Read the listing below and copy out every line that holds "name".
++++++++
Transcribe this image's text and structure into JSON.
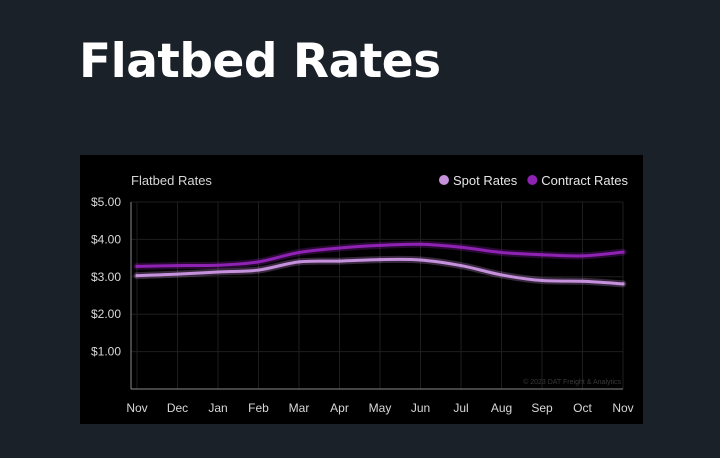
{
  "page": {
    "title": "Flatbed Rates"
  },
  "chart_data": {
    "type": "line",
    "title": "Flatbed Rates",
    "xlabel": "",
    "ylabel": "",
    "categories": [
      "Nov",
      "Dec",
      "Jan",
      "Feb",
      "Mar",
      "Apr",
      "May",
      "Jun",
      "Jul",
      "Aug",
      "Sep",
      "Oct",
      "Nov"
    ],
    "y_ticks": [
      {
        "value": 1,
        "label": "$1.00"
      },
      {
        "value": 2,
        "label": "$2.00"
      },
      {
        "value": 3,
        "label": "$3.00"
      },
      {
        "value": 4,
        "label": "$4.00"
      },
      {
        "value": 5,
        "label": "$5.00"
      }
    ],
    "ylim": [
      0,
      5
    ],
    "grid": true,
    "legend_position": "top-right",
    "series": [
      {
        "name": "Spot Rates",
        "color": "#c590dc",
        "values": [
          3.03,
          3.07,
          3.13,
          3.18,
          3.4,
          3.42,
          3.46,
          3.45,
          3.3,
          3.05,
          2.9,
          2.88,
          2.81
        ]
      },
      {
        "name": "Contract Rates",
        "color": "#8e22b3",
        "values": [
          3.28,
          3.3,
          3.31,
          3.4,
          3.65,
          3.77,
          3.84,
          3.87,
          3.79,
          3.65,
          3.59,
          3.56,
          3.66
        ]
      }
    ],
    "watermark": "© 2023 DAT Freight & Analytics"
  }
}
++++++++
■ **Solution to this exercise**:
        "name": "Spot Rates",
        "name": "Contract Rates",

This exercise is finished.